Exercise requirements »
Lift every line from the entries that includes the word "profile".

** start **

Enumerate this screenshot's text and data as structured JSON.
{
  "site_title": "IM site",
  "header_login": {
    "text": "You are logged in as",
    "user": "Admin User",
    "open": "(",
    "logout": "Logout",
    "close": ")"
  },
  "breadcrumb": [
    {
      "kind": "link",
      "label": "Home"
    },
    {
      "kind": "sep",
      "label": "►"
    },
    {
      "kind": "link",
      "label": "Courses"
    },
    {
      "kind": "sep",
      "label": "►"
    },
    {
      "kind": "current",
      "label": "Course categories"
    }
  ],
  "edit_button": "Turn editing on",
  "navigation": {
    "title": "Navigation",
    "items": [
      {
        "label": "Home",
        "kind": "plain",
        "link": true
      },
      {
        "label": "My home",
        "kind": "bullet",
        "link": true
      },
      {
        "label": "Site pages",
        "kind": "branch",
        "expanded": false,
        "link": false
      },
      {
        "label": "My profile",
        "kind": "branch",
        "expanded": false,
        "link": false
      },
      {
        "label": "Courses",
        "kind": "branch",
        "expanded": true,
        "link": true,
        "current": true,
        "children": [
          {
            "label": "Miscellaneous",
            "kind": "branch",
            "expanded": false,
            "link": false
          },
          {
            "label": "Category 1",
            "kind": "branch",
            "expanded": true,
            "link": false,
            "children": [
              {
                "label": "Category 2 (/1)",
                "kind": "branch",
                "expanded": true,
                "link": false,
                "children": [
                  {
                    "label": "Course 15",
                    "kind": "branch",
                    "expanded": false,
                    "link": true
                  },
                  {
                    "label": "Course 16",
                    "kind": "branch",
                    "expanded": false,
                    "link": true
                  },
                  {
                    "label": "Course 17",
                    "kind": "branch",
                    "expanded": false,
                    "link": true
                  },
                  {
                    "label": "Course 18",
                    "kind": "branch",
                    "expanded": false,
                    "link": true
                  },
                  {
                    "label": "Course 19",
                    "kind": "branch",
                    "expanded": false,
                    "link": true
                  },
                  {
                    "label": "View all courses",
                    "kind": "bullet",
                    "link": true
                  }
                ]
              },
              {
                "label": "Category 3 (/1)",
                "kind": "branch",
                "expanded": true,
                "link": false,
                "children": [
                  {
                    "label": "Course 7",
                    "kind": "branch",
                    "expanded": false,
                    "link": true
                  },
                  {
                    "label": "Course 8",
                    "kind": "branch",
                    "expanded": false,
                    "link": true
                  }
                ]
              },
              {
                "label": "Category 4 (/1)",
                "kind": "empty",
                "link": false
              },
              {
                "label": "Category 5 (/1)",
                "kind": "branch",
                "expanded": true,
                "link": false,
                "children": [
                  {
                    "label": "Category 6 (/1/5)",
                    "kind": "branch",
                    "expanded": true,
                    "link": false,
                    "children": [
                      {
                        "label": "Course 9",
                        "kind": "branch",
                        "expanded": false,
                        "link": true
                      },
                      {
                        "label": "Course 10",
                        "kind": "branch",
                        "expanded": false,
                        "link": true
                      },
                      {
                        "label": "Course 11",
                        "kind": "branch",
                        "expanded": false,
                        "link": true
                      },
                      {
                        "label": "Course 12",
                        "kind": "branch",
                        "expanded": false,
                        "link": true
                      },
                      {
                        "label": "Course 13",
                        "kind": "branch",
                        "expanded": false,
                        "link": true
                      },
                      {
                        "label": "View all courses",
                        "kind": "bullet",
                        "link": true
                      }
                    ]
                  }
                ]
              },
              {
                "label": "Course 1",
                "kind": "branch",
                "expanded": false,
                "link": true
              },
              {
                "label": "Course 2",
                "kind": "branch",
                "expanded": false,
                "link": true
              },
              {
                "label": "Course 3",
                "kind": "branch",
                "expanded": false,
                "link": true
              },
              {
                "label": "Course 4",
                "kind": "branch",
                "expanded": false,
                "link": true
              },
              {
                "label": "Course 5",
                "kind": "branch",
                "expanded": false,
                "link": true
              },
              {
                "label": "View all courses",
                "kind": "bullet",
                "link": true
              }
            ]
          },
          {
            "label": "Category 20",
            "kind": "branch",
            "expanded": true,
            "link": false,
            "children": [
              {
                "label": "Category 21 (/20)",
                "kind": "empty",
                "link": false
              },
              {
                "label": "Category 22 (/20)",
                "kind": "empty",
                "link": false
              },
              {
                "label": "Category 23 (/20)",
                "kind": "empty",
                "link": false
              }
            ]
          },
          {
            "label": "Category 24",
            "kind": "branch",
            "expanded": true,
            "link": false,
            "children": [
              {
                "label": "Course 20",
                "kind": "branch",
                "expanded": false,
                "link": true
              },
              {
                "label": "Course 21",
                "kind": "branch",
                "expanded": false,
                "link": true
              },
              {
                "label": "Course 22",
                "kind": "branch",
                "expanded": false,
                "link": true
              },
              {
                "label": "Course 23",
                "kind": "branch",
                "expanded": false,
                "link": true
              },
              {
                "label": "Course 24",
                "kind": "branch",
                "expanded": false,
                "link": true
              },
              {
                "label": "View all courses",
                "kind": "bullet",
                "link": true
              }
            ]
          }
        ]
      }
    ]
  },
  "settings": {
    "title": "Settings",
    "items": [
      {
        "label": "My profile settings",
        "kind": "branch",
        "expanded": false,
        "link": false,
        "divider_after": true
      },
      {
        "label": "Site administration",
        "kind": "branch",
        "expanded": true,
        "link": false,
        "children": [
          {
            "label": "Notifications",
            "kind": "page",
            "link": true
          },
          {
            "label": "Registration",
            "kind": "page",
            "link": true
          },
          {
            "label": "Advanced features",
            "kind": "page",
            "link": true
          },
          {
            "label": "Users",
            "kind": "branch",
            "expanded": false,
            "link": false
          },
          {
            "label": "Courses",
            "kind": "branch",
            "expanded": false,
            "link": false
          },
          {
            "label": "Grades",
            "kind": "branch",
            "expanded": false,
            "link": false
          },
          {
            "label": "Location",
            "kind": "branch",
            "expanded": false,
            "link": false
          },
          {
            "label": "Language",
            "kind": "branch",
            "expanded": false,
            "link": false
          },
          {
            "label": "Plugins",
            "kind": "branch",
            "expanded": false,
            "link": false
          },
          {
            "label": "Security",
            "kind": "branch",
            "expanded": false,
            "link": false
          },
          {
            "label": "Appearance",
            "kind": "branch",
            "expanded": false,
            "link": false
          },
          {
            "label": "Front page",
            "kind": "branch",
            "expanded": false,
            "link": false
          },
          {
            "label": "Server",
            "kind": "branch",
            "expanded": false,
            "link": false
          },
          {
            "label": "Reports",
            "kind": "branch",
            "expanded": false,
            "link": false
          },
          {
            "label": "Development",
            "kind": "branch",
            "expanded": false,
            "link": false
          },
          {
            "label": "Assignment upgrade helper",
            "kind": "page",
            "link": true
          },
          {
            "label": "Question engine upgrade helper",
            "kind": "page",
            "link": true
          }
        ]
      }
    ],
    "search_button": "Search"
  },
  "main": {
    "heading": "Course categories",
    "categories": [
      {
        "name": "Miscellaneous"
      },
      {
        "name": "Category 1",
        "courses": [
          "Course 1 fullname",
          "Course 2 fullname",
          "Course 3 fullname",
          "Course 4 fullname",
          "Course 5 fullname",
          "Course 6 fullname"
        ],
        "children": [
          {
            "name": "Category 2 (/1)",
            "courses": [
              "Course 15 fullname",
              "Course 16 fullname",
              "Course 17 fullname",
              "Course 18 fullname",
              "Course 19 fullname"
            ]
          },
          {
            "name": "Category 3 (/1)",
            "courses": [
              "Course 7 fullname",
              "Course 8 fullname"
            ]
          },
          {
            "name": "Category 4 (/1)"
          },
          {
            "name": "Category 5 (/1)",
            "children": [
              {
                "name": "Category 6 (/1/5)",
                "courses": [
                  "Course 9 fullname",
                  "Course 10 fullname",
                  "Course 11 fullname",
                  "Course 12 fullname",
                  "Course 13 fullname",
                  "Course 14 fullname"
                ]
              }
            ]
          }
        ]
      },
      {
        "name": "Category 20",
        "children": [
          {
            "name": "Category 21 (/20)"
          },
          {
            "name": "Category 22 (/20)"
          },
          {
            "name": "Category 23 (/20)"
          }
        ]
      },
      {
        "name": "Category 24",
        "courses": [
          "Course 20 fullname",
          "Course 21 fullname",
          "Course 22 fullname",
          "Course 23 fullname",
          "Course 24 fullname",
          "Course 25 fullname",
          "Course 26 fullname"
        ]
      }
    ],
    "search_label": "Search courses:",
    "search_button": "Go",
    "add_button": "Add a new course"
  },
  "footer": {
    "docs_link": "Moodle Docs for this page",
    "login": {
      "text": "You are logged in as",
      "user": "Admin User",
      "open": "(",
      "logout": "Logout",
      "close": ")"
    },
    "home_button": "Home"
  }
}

** end **

Exercise result »
        "label": "My profile",
        "label": "My profile settings",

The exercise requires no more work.